- Teks Bacaan -
Masukan lainnya bagi peserta, jangan buru-buru memposting tulisan sebelum mengeditnya. Penulis Jepang, Haruki Murakami, minimal empat kali membaca naskah sebelum mengirim ke penerbit. Kalau sudah menulis, endapkan tulisan satu atau dua hari. Baca lagi, atau bisa juga saling menilai dengan sesama Steemians. Kesalahan yang luput dari perhatian kita, bisa jadi akan ditemukan rekan yang lain. Dengan begitu tulisan akan lebih berkilau dan bergizi.

Saya mengucapkan terima kasih buat kurator Steemit Indonesia @aiqabrago dan @levycore yang telah memberi kepercayaan kepada saya untuk menjadi juri. Terima kasih juga kepada @papa-pepper dan @donkeypong yang telah mendukung kontes ini. Terima yang tak terhingga kepada seluruh peserta dan komunitas Steemit Indonesia. Selamat kepada para pemenang. Bagi yang belum, ayo kita ikut lagi kompetisi berikutnya.

Mohon maaf bila postingan ini dianggap menggurui. Dengan segala kekurangan dan kerendahan hati, saya juga masih belajar dan akan terus belajar menulis. Bersyukurlah masih ada Steemit Indonesia Challenge yang memberi kita kesempatan belajar mengasah kemampuan.

Sukses selalu bagi Komunitas Steemit Indonesia!
Saleum takzim:
@ayijufridar

Indonesia Steemit Community.jpg

Sort:  

Sebuah catatan lengkap yang saya impikan. Ini bisa menjadi catatan juga buat kurator, @aiqabrago (saya pikir harus dipertimbangkan).

Terima kasih, Ampon. Saleum.

Setelah membaca tulisan bg @ayijufridar, saya merasa masih sangat-sangat kurang dalam hal pemahaman menulis, terima kasih telah ikut membaca salah tulisan saya, dan saya rasa tulisan ini bisa menjadi sebuah inspirasi untuk kesuksesan yang akan datang, amiinn...
Setidaknya tentang poin-poin inti tentang permasalahan nya..izin resteem bg..

Terima kasih @amri. Mengutip pernyataan WS Rendra, tidak ada juara pertama dalam ilmu surat. Tetap semangat menulis dan membaca. Terima kasih untuk resteem, komen, dan upvote. Terima kasih untuk semuanya.

tidak ada yang dikecewakan disini..kita semua belajar..kalah menang hal yang biasa didalam pertandingan atau kompetisi....mari kita belajar dari kelemahan...dan mengembangkan pengetahuan kita lebih luas akan penulisan. dengan adanya penjelasan ini saya memahami akan makna bercerita...terima kasih @ayijufridar sukses selalu....overall good post...dan salam Steemit Indonesia

Sama-sama, @willyfavindy. Semoga bermanfaat, dan mari kita terus belajar.

- Bahan Terkumpul -
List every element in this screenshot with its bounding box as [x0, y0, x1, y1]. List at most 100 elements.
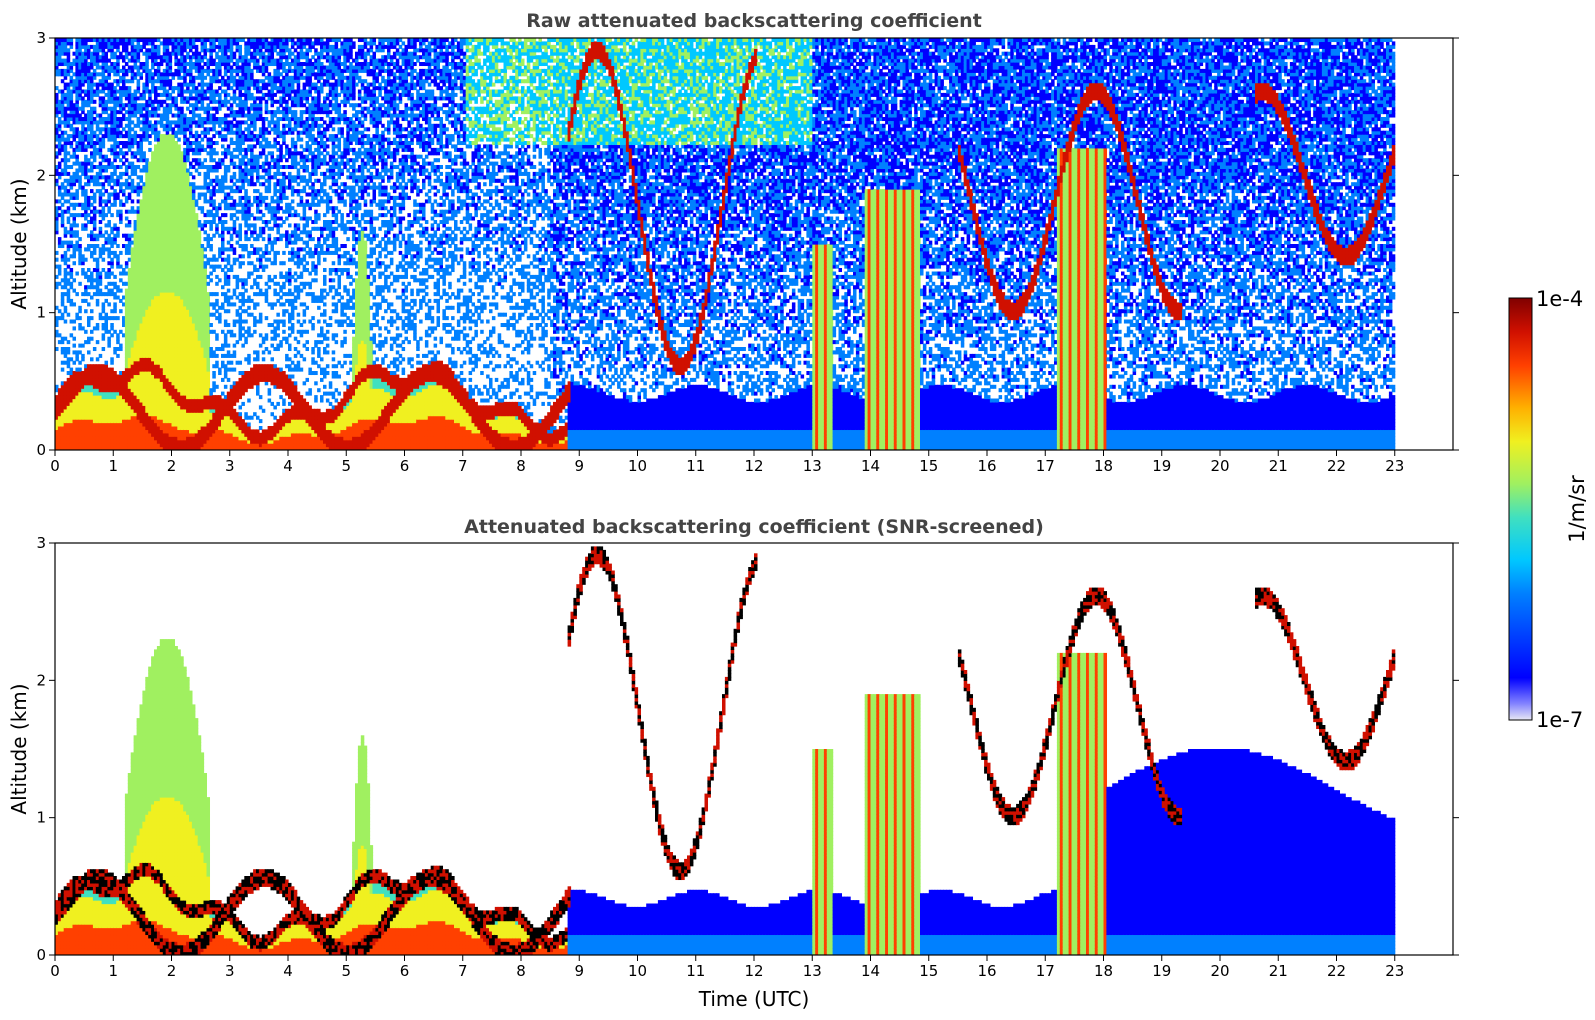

- Tugas -
**A)** Jawab pertanyaan tentang teks bacaan berikut.
(i) Minimal berapa kali Haruki Murakami membaca naskah sebelum mengirimnya ke penerbit?
(ii) Siapa saja kurator Steemit Indonesia yang memberi kepercayaan kepada penulis untuk menjadi juri?
(iii) Pernyataan WS Rendra apa yang dikutip?
**B)** Tulis ulang bagian teks bacaan, semuanya mulai dari "Mohon maaf bila" hingga "pikir harus dipertimbangkan).", dengan mengganti "kerendahan hati" menjadi "ketulusan".
Kerjakan hanya berdasarkan teks bacaan.

- Jawaban Latihan -
**A)**
(i) Minimal empat kali.
(ii) @aiqabrago dan @levycore.
(iii) Tidak ada juara pertama dalam ilmu surat.

**B)**
Mohon maaf bila postingan ini dianggap menggurui. Dengan segala kekurangan dan ketulusan, saya juga masih belajar dan akan terus belajar menulis. Bersyukurlah masih ada Steemit Indonesia Challenge yang memberi kita kesempatan belajar mengasah kemampuan.

Sukses selalu bagi Komunitas Steemit Indonesia!
Saleum takzim:
@ayijufridar

Indonesia Steemit Community.jpg

Sort:  

Sebuah catatan lengkap yang saya impikan. Ini bisa menjadi catatan juga buat kurator, @aiqabrago (saya pikir harus dipertimbangkan).